WHAT YOU SHOULD DO:
Transcribe every line, keeping it exact.

○ ○ ○ ○

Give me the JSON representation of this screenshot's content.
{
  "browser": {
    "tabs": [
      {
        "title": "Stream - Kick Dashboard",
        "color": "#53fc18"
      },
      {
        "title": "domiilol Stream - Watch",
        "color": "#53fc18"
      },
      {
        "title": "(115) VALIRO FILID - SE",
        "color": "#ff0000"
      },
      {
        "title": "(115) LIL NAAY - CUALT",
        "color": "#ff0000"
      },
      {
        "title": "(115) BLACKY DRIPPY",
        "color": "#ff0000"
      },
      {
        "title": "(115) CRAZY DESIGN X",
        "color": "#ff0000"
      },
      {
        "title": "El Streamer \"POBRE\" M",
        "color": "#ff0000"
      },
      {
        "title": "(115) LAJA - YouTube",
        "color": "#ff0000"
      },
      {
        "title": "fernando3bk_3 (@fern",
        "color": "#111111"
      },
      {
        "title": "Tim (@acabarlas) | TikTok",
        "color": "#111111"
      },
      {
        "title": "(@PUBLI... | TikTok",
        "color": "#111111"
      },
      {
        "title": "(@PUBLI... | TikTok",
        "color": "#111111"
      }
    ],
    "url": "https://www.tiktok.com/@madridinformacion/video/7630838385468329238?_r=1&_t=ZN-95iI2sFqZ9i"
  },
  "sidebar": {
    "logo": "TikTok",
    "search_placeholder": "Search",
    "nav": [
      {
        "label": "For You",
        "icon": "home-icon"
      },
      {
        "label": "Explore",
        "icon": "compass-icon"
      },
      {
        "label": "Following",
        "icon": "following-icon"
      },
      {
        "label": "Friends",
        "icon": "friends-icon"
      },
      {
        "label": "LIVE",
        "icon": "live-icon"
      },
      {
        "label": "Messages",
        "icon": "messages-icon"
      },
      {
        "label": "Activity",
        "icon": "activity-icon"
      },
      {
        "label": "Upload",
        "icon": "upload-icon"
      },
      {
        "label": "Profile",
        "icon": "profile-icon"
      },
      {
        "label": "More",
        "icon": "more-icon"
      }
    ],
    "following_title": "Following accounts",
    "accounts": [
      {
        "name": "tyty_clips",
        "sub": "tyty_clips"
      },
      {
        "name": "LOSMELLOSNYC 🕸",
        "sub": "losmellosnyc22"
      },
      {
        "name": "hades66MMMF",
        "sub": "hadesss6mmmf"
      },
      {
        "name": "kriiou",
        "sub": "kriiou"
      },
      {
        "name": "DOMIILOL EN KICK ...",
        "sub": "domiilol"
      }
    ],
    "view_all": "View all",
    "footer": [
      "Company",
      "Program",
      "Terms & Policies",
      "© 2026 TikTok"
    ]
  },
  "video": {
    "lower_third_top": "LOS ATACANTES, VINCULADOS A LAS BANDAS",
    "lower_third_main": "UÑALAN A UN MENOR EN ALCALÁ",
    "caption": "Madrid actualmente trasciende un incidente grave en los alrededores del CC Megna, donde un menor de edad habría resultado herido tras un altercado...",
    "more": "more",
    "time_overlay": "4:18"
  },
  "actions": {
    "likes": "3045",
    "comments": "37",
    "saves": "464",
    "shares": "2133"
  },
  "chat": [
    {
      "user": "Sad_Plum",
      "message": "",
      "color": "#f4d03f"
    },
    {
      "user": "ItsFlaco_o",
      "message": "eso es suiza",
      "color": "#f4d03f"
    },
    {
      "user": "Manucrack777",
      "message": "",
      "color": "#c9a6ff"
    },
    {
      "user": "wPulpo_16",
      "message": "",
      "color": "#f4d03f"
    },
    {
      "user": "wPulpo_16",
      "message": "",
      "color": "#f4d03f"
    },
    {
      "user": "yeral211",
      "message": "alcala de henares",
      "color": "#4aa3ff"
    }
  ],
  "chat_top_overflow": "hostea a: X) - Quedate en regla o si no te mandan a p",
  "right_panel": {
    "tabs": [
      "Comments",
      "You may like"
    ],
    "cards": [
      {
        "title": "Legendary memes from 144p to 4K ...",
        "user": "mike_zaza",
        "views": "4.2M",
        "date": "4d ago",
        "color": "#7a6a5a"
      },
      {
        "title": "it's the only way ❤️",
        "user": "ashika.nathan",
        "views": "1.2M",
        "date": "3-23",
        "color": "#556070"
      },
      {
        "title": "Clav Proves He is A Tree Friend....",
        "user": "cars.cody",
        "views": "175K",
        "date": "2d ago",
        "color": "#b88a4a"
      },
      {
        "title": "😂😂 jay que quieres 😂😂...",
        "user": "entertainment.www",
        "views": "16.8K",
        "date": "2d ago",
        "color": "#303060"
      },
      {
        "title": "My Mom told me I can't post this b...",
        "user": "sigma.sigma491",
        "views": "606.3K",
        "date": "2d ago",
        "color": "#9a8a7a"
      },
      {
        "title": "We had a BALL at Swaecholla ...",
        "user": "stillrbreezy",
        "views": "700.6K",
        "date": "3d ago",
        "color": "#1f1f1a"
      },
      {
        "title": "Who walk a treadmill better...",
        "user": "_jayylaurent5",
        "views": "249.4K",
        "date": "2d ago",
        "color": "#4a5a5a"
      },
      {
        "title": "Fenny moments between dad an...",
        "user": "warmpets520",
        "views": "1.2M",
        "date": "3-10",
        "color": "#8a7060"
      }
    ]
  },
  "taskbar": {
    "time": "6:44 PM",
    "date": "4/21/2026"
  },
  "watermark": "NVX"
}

○ ○ ○ ○

FULL OUTPUT:
Give me the JSON representation of this screenshot's content.
{
  "browser": {
    "tabs": [
      {
        "title": "Stream - Kick Dashboard",
        "color": "#53fc18"
      },
      {
        "title": "domiilol Stream - Watch",
        "color": "#53fc18"
      },
      {
        "title": "(115) VALIRO FILID - SE",
        "color": "#ff0000"
      },
      {
        "title": "(115) LIL NAAY - CUALT",
        "color": "#ff0000"
      },
      {
        "title": "(115) BLACKY DRIPPY",
        "color": "#ff0000"
      },
      {
        "title": "(115) CRAZY DESIGN X",
        "color": "#ff0000"
      },
      {
        "title": "El Streamer \"POBRE\" M",
        "color": "#ff0000"
      },
      {
        "title": "(115) LAJA - YouTube",
        "color": "#ff0000"
      },
      {
        "title": "fernando3bk_3 (@fern",
        "color": "#111111"
      },
      {
        "title": "Tim (@acabarlas) | TikTok",
        "color": "#111111"
      },
      {
        "title": "(@PUBLI... | TikTok",
        "color": "#111111"
      },
      {
        "title": "(@PUBLI... | TikTok",
        "color": "#111111"
      }
    ],
    "url": "https://www.tiktok.com/@madridinformacion/video/7630838385468329238?_r=1&_t=ZN-95iI2sFqZ9i"
  },
  "sidebar": {
    "logo": "TikTok",
    "search_placeholder": "Search",
    "nav": [
      {
        "label": "For You",
        "icon": "home-icon"
      },
      {
        "label": "Explore",
        "icon": "compass-icon"
      },
      {
        "label": "Following",
        "icon": "following-icon"
      },
      {
        "label": "Friends",
        "icon": "friends-icon"
      },
      {
        "label": "LIVE",
        "icon": "live-icon"
      },
      {
        "label": "Messages",
        "icon": "messages-icon"
      },
      {
        "label": "Activity",
        "icon": "activity-icon"
      },
      {
        "label": "Upload",
        "icon": "upload-icon"
      },
      {
        "label": "Profile",
        "icon": "profile-icon"
      },
      {
        "label": "More",
        "icon": "more-icon"
      }
    ],
    "following_title": "Following accounts",
    "accounts": [
      {
        "name": "tyty_clips",
        "sub": "tyty_clips"
      },
      {
        "name": "LOSMELLOSNYC 🕸",
        "sub": "losmellosnyc22"
      },
      {
        "name": "hades66MMMF",
        "sub": "hadesss6mmmf"
      },
      {
        "name": "kriiou",
        "sub": "kriiou"
      },
      {
        "name": "DOMIILOL EN KICK ...",
        "sub": "domiilol"
      }
    ],
    "view_all": "View all",
    "footer": [
      "Company",
      "Program",
      "Terms & Policies",
      "© 2026 TikTok"
    ]
  },
  "video": {
    "lower_third_top": "LOS ATACANTES, VINCULADOS A LAS BANDAS",
    "lower_third_main": "UÑALAN A UN MENOR EN ALCALÁ",
    "caption": "Madrid actualmente trasciende un incidente grave en los alrededores del CC Megna, donde un menor de edad habría resultado herido tras un altercado...",
    "more": "more",
    "time_overlay": "4:18"
  },
  "actions": {
    "likes": "3045",
    "comments": "37",
    "saves": "464",
    "shares": "2133"
  },
  "chat": [
    {
      "user": "Sad_Plum",
      "message": "",
      "color": "#f4d03f"
    },
    {
      "user": "ItsFlaco_o",
      "message": "eso es suiza",
      "color": "#f4d03f"
    },
    {
      "user": "Manucrack777",
      "message": "",
      "color": "#c9a6ff"
    },
    {
      "user": "wPulpo_16",
      "message": "",
      "color": "#f4d03f"
    },
    {
      "user": "wPulpo_16",
      "message": "",
      "color": "#f4d03f"
    },
    {
      "user": "yeral211",
      "message": "alcala de henares",
      "color": "#4aa3ff"
    }
  ],
  "chat_top_overflow": "hostea a: X) - Quedate en regla o si no te mandan a p",
  "right_panel": {
    "tabs": [
      "Comments",
      "You may like"
    ],
    "cards": [
      {
        "title": "Legendary memes from 144p to 4K ...",
        "user": "mike_zaza",
        "views": "4.2M",
        "date": "4d ago",
        "color": "#7a6a5a"
      },
      {
        "title": "it's the only way ❤️",
        "user": "ashika.nathan",
        "views": "1.2M",
        "date": "3-23",
        "color": "#556070"
      },
      {
        "title": "Clav Proves He is A Tree Friend....",
        "user": "cars.cody",
        "views": "175K",
        "date": "2d ago",
        "color": "#b88a4a"
      },
      {
        "title": "😂😂 jay que quieres 😂😂...",
        "user": "entertainment.www",
        "views": "16.8K",
        "date": "2d ago",
        "color": "#303060"
      },
      {
        "title": "My Mom told me I can't post this b...",
        "user": "sigma.sigma491",
        "views": "606.3K",
        "date": "2d ago",
        "color": "#9a8a7a"
      },
      {
        "title": "We had a BALL at Swaecholla ...",
        "user": "stillrbreezy",
        "views": "700.6K",
        "date": "3d ago",
        "color": "#1f1f1a"
      },
      {
        "title": "Who walk a treadmill better...",
        "user": "_jayylaurent5",
        "views": "249.4K",
        "date": "2d ago",
        "color": "#4a5a5a"
      },
      {
        "title": "Fenny moments between dad an...",
        "user": "warmpets520",
        "views": "1.2M",
        "date": "3-10",
        "color": "#8a7060"
      }
    ]
  },
  "taskbar": {
    "time": "6:44 PM",
    "date": "4/21/2026"
  },
  "watermark": "NVX"
}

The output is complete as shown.